=== Entries supplied ===
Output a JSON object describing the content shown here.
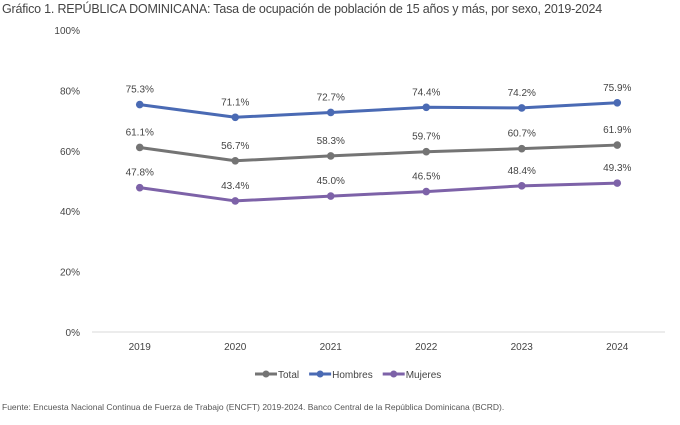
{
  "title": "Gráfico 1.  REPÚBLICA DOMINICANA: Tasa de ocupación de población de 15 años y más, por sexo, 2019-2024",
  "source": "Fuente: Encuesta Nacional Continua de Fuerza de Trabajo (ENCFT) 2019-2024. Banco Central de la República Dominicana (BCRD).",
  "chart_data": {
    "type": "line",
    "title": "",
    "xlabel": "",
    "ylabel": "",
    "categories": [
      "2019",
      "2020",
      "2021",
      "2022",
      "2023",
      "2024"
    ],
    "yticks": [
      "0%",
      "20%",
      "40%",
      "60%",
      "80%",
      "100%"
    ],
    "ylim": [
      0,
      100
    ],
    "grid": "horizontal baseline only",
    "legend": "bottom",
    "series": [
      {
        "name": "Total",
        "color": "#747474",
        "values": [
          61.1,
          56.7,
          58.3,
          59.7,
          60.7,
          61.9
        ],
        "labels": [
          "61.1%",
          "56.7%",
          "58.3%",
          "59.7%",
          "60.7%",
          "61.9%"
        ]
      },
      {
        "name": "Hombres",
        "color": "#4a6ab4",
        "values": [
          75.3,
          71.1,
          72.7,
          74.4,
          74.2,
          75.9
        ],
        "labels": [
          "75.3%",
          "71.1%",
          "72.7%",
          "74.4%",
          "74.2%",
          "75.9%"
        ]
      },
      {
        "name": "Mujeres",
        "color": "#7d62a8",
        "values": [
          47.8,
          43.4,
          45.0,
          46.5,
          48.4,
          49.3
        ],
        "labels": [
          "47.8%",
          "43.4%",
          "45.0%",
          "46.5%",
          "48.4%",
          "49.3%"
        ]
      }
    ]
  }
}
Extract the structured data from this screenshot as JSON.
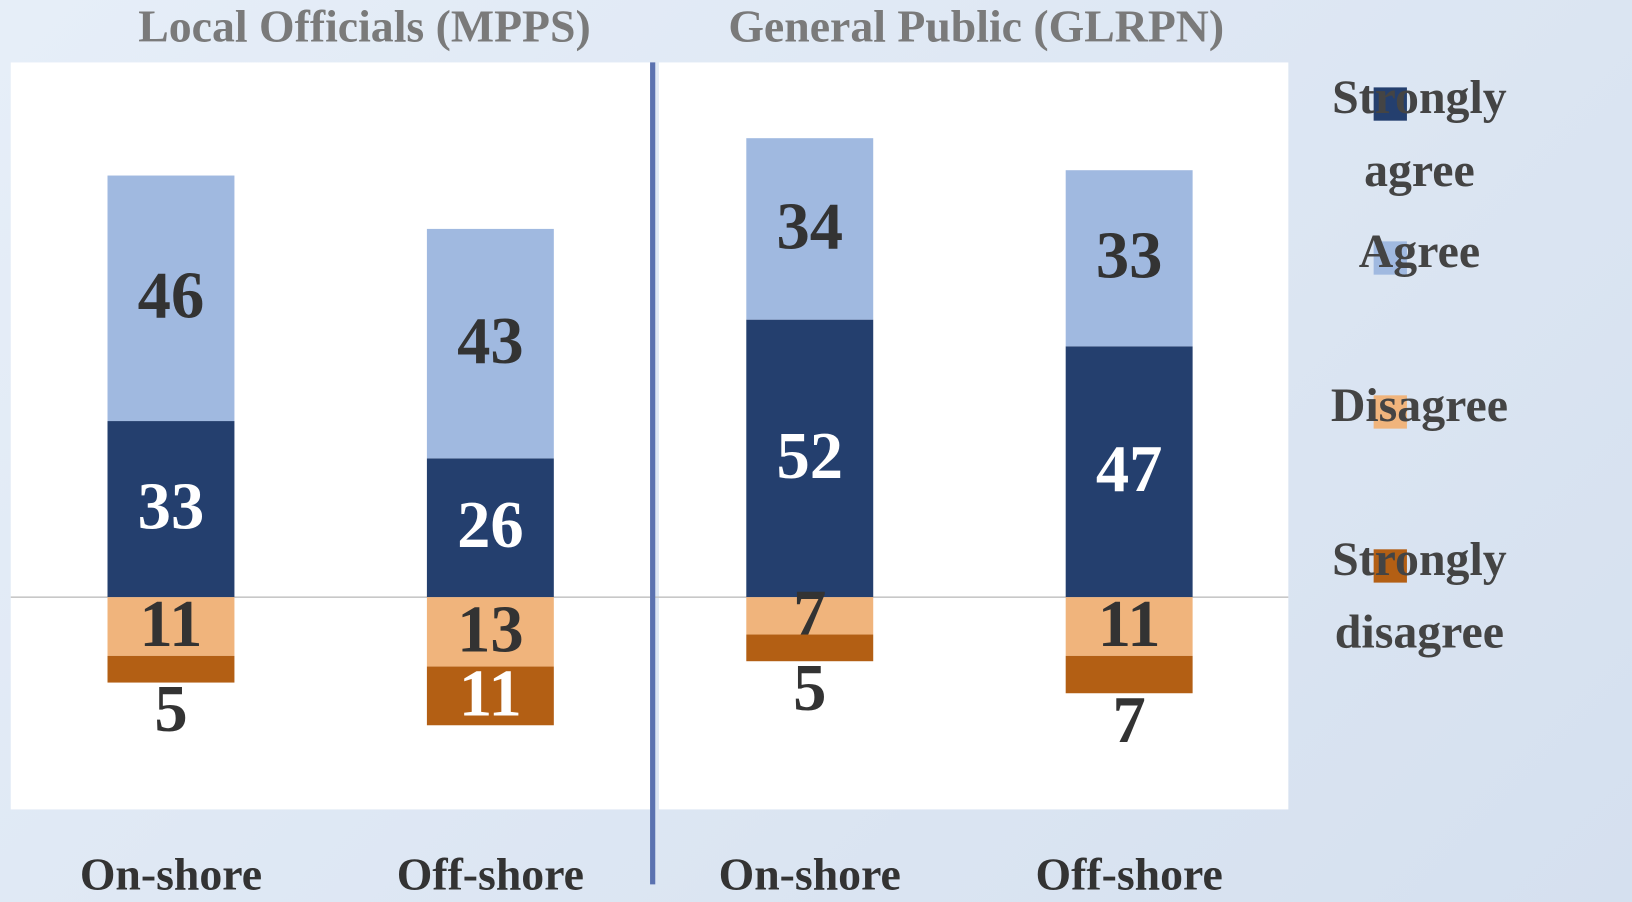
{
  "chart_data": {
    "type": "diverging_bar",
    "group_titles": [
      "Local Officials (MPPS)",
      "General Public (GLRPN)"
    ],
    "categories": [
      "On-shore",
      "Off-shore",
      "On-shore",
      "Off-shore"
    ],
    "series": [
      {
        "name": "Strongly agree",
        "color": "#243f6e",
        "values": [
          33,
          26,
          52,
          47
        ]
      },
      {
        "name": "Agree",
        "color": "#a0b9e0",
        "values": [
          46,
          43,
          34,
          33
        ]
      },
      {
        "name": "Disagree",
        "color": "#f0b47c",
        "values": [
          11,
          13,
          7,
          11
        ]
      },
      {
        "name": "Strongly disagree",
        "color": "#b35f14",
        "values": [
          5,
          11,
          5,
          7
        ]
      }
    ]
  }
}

=== Work to be completed ===
Your task is an exact transcription of all the data, minus the pictures.

=== Full response ===
Output a JSON object describing the content shown here.
{
  "title": "Gráfico 1.  REPÚBLICA DOMINICANA: Tasa de ocupación de población de 15 años y más, por sexo, 2019-2024",
  "source": "Fuente: Encuesta Nacional Continua de Fuerza de Trabajo (ENCFT) 2019-2024. Banco Central de la República Dominicana (BCRD).",
  "chart_data": {
    "type": "line",
    "title": "",
    "xlabel": "",
    "ylabel": "",
    "categories": [
      "2019",
      "2020",
      "2021",
      "2022",
      "2023",
      "2024"
    ],
    "yticks": [
      "0%",
      "20%",
      "40%",
      "60%",
      "80%",
      "100%"
    ],
    "ylim": [
      0,
      100
    ],
    "grid": "horizontal baseline only",
    "legend": "bottom",
    "series": [
      {
        "name": "Total",
        "color": "#747474",
        "values": [
          61.1,
          56.7,
          58.3,
          59.7,
          60.7,
          61.9
        ],
        "labels": [
          "61.1%",
          "56.7%",
          "58.3%",
          "59.7%",
          "60.7%",
          "61.9%"
        ]
      },
      {
        "name": "Hombres",
        "color": "#4a6ab4",
        "values": [
          75.3,
          71.1,
          72.7,
          74.4,
          74.2,
          75.9
        ],
        "labels": [
          "75.3%",
          "71.1%",
          "72.7%",
          "74.4%",
          "74.2%",
          "75.9%"
        ]
      },
      {
        "name": "Mujeres",
        "color": "#7d62a8",
        "values": [
          47.8,
          43.4,
          45.0,
          46.5,
          48.4,
          49.3
        ],
        "labels": [
          "47.8%",
          "43.4%",
          "45.0%",
          "46.5%",
          "48.4%",
          "49.3%"
        ]
      }
    ]
  }
}
Extract the structured data from this screenshot as JSON.
{
  "chart_data": {
    "type": "diverging_bar",
    "group_titles": [
      "Local Officials (MPPS)",
      "General Public (GLRPN)"
    ],
    "categories": [
      "On-shore",
      "Off-shore",
      "On-shore",
      "Off-shore"
    ],
    "series": [
      {
        "name": "Strongly agree",
        "color": "#243f6e",
        "values": [
          33,
          26,
          52,
          47
        ]
      },
      {
        "name": "Agree",
        "color": "#a0b9e0",
        "values": [
          46,
          43,
          34,
          33
        ]
      },
      {
        "name": "Disagree",
        "color": "#f0b47c",
        "values": [
          11,
          13,
          7,
          11
        ]
      },
      {
        "name": "Strongly disagree",
        "color": "#b35f14",
        "values": [
          5,
          11,
          5,
          7
        ]
      }
    ]
  }
}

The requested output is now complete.